STATED TASK –
Output each entry exactly; skip nothing.

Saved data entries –

———

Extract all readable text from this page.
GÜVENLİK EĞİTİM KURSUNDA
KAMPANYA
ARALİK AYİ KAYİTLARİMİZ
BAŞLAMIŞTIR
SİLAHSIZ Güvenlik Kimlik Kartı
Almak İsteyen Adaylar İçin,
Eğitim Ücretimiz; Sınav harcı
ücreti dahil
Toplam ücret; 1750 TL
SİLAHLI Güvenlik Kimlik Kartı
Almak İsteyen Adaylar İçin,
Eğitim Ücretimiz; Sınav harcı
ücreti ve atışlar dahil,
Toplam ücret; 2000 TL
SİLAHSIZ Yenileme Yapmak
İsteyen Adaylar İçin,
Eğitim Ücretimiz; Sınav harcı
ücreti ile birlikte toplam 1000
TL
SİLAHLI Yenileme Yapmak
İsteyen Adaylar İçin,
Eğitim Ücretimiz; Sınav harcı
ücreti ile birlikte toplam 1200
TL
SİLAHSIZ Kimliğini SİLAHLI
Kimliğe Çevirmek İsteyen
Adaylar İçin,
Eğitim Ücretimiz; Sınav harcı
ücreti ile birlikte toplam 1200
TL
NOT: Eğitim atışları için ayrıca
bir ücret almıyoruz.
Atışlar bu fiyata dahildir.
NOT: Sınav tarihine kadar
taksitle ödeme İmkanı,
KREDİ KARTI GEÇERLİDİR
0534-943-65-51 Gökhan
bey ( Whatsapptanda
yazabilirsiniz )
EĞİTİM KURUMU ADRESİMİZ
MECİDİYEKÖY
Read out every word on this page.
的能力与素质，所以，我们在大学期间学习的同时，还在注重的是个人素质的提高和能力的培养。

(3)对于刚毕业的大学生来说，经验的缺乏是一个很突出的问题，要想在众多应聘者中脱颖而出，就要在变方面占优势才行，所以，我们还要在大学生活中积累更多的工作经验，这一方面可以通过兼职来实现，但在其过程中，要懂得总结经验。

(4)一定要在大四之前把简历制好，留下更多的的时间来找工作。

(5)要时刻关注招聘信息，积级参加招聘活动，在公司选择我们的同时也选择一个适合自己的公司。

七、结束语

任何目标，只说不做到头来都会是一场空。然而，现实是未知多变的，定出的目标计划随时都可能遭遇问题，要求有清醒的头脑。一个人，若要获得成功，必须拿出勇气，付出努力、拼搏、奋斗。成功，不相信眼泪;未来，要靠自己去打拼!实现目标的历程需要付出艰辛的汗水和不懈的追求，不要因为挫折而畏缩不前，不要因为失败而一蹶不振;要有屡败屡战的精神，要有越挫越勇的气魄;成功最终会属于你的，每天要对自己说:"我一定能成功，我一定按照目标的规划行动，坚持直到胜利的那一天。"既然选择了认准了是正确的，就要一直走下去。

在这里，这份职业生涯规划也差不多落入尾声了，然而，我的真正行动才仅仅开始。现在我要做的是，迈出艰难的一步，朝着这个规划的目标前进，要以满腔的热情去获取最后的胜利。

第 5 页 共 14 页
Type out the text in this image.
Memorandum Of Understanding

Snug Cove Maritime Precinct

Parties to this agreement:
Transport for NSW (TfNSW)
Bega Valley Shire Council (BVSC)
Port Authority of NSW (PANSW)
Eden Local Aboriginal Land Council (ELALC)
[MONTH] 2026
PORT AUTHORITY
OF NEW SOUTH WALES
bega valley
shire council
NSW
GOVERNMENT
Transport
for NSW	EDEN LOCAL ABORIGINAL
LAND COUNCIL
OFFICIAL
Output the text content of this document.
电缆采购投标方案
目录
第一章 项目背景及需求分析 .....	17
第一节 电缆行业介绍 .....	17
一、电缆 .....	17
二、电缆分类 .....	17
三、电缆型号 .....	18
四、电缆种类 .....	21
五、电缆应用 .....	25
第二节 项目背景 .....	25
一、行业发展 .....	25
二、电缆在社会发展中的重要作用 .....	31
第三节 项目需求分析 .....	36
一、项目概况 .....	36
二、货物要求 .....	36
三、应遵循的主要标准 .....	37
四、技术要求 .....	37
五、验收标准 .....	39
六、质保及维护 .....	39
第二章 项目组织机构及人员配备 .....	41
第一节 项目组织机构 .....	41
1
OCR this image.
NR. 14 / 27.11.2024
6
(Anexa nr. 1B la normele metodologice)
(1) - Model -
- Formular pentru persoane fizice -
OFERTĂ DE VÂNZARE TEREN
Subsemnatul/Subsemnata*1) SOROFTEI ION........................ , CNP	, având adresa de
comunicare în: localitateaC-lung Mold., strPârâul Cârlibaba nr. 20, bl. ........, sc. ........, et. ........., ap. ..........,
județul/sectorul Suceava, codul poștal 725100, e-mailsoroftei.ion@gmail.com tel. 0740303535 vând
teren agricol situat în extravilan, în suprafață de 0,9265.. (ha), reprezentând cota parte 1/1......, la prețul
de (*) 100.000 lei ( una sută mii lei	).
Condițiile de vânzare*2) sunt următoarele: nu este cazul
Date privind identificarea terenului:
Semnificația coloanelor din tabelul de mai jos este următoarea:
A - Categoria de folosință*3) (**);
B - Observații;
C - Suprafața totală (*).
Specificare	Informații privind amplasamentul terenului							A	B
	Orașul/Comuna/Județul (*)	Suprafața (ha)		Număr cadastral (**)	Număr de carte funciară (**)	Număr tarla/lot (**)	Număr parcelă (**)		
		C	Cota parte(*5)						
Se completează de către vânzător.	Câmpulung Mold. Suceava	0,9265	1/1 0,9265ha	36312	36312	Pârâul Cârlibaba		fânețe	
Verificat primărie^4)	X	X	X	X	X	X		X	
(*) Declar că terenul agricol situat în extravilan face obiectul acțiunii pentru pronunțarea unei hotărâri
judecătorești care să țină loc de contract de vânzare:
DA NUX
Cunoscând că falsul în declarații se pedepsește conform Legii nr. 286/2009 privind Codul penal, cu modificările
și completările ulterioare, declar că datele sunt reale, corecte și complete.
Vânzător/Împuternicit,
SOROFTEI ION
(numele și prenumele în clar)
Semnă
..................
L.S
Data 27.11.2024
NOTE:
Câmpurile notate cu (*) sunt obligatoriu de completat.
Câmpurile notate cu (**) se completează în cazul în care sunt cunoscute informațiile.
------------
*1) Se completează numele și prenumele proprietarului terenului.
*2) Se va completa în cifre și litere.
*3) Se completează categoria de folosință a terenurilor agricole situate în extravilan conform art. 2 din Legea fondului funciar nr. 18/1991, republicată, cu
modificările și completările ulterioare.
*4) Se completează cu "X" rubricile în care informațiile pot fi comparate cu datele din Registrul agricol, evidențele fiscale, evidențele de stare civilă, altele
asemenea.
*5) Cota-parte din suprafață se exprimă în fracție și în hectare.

———

EXERCISE RESPONSE –
Extract all readable text from this page.
GÜVENLİK EĞİTİM KURSUNDA
KAMPANYA
ARALİK AYİ KAYİTLARİMİZ
BAŞLAMIŞTIR
SİLAHSIZ Güvenlik Kimlik Kartı
Almak İsteyen Adaylar İçin,
Eğitim Ücretimiz; Sınav harcı
ücreti dahil
Toplam ücret; 1750 TL
SİLAHLI Güvenlik Kimlik Kartı
Almak İsteyen Adaylar İçin,
Eğitim Ücretimiz; Sınav harcı
ücreti ve atışlar dahil,
Toplam ücret; 2000 TL
SİLAHSIZ Yenileme Yapmak
İsteyen Adaylar İçin,
Eğitim Ücretimiz; Sınav harcı
ücreti ile birlikte toplam 1000
TL
SİLAHLI Yenileme Yapmak
İsteyen Adaylar İçin,
Eğitim Ücretimiz; Sınav harcı
ücreti ile birlikte toplam 1200
TL
SİLAHSIZ Kimliğini SİLAHLI
Kimliğe Çevirmek İsteyen
Adaylar İçin,
Eğitim Ücretimiz; Sınav harcı
ücreti ile birlikte toplam 1200
TL
NOT: Eğitim atışları için ayrıca
bir ücret almıyoruz.
Atışlar bu fiyata dahildir.
NOT: Sınav tarihine kadar
taksitle ödeme İmkanı,
KREDİ KARTI GEÇERLİDİR
0534-943-65-51 Gökhan
bey ( Whatsapptanda
yazabilirsiniz )
EĞİTİM KURUMU ADRESİMİZ
MECİDİYEKÖY
Read out every word on this page.
的能力与素质，所以，我们在大学期间学习的同时，还在注重的是个人素质的提高和能力的培养。

(3)对于刚毕业的大学生来说，经验的缺乏是一个很突出的问题，要想在众多应聘者中脱颖而出，就要在变方面占优势才行，所以，我们还要在大学生活中积累更多的工作经验，这一方面可以通过兼职来实现，但在其过程中，要懂得总结经验。

(4)一定要在大四之前把简历制好，留下更多的的时间来找工作。

(5)要时刻关注招聘信息，积级参加招聘活动，在公司选择我们的同时也选择一个适合自己的公司。

七、结束语

任何目标，只说不做到头来都会是一场空。然而，现实是未知多变的，定出的目标计划随时都可能遭遇问题，要求有清醒的头脑。一个人，若要获得成功，必须拿出勇气，付出努力、拼搏、奋斗。成功，不相信眼泪;未来，要靠自己去打拼!实现目标的历程需要付出艰辛的汗水和不懈的追求，不要因为挫折而畏缩不前，不要因为失败而一蹶不振;要有屡败屡战的精神，要有越挫越勇的气魄;成功最终会属于你的，每天要对自己说:"我一定能成功，我一定按照目标的规划行动，坚持直到胜利的那一天。"既然选择了认准了是正确的，就要一直走下去。

在这里，这份职业生涯规划也差不多落入尾声了，然而，我的真正行动才仅仅开始。现在我要做的是，迈出艰难的一步，朝着这个规划的目标前进，要以满腔的热情去获取最后的胜利。

第 5 页 共 14 页
Type out the text in this image.
Memorandum Of Understanding

Snug Cove Maritime Precinct

Parties to this agreement:
Transport for NSW (TfNSW)
Bega Valley Shire Council (BVSC)
Port Authority of NSW (PANSW)
Eden Local Aboriginal Land Council (ELALC)
[MONTH] 2026
PORT AUTHORITY
OF NEW SOUTH WALES
bega valley
shire council
NSW
GOVERNMENT
Transport
for NSW	EDEN LOCAL ABORIGINAL
LAND COUNCIL
OFFICIAL
Output the text content of this document.
电缆采购投标方案
目录
第一章 项目背景及需求分析 .....	17
第一节 电缆行业介绍 .....	17
一、电缆 .....	17
二、电缆分类 .....	17
三、电缆型号 .....	18
四、电缆种类 .....	21
五、电缆应用 .....	25
第二节 项目背景 .....	25
一、行业发展 .....	25
二、电缆在社会发展中的重要作用 .....	31
第三节 项目需求分析 .....	36
一、项目概况 .....	36
二、货物要求 .....	36
三、应遵循的主要标准 .....	37
四、技术要求 .....	37
五、验收标准 .....	39
六、质保及维护 .....	39
第二章 项目组织机构及人员配备 .....	41
第一节 项目组织机构 .....	41
1
OCR this image.
NR. 14 / 27.11.2024
6
(Anexa nr. 1B la normele metodologice)
(1) - Model -
- Formular pentru persoane fizice -
OFERTĂ DE VÂNZARE TEREN
Subsemnatul/Subsemnata*1) SOROFTEI ION........................ , CNP	, având adresa de
comunicare în: localitateaC-lung Mold., strPârâul Cârlibaba nr. 20, bl. ........, sc. ........, et. ........., ap. ..........,
județul/sectorul Suceava, codul poștal 725100, e-mailsoroftei.ion@gmail.com tel. 0740303535 vând
teren agricol situat în extravilan, în suprafață de 0,9265.. (ha), reprezentând cota parte 1/1......, la prețul
de (*) 100.000 lei ( una sută mii lei	).
Condițiile de vânzare*2) sunt următoarele: nu este cazul
Date privind identificarea terenului:
Semnificația coloanelor din tabelul de mai jos este următoarea:
A - Categoria de folosință*3) (**);
B - Observații;
C - Suprafața totală (*).
Specificare	Informații privind amplasamentul terenului							A	B
	Orașul/Comuna/Județul (*)	Suprafața (ha)		Număr cadastral (**)	Număr de carte funciară (**)	Număr tarla/lot (**)	Număr parcelă (**)		
		C	Cota parte(*5)						
Se completează de către vânzător.	Câmpulung Mold. Suceava	0,9265	1/1 0,9265ha	36312	36312	Pârâul Cârlibaba		fânețe	
Verificat primărie^4)	X	X	X	X	X	X		X	
(*) Declar că terenul agricol situat în extravilan face obiectul acțiunii pentru pronunțarea unei hotărâri
judecătorești care să țină loc de contract de vânzare:
DA NUX
Cunoscând că falsul în declarații se pedepsește conform Legii nr. 286/2009 privind Codul penal, cu modificările
și completările ulterioare, declar că datele sunt reale, corecte și complete.
Vânzător/Împuternicit,
SOROFTEI ION
(numele și prenumele în clar)
Semnă
..................
L.S
Data 27.11.2024
NOTE:
Câmpurile notate cu (*) sunt obligatoriu de completat.
Câmpurile notate cu (**) se completează în cazul în care sunt cunoscute informațiile.
------------
*1) Se completează numele și prenumele proprietarului terenului.
*2) Se va completa în cifre și litere.
*3) Se completează categoria de folosință a terenurilor agricole situate în extravilan conform art. 2 din Legea fondului funciar nr. 18/1991, republicată, cu
modificările și completările ulterioare.
*4) Se completează cu "X" rubricile în care informațiile pot fi comparate cu datele din Registrul agricol, evidențele fiscale, evidențele de stare civilă, altele
asemenea.
*5) Cota-parte din suprafață se exprimă în fracție și în hectare.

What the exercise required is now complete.